* Task goal
Tally the lines of the listing that contain the word "сайте", then give the total and nothing else.

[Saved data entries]
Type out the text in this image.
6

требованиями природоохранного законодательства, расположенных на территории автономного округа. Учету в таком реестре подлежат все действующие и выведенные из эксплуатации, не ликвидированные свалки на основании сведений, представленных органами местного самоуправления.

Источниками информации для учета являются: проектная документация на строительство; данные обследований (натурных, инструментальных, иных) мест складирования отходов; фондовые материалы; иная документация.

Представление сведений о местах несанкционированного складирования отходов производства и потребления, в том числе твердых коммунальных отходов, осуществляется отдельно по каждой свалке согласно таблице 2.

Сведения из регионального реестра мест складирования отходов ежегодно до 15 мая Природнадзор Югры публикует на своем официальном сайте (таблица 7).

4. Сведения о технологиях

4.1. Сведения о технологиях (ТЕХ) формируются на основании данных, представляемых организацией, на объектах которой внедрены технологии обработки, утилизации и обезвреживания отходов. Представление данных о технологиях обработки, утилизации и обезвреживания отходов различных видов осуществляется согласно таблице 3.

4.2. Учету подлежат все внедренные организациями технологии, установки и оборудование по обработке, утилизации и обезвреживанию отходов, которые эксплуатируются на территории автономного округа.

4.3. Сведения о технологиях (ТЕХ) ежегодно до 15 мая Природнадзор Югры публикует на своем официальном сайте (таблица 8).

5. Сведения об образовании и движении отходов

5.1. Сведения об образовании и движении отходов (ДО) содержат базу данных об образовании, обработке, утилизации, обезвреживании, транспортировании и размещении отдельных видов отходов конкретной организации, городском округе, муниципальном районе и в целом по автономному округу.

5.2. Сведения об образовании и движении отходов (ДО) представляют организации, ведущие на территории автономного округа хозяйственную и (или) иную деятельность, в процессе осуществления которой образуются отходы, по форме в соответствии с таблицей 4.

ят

* Exercise solution
2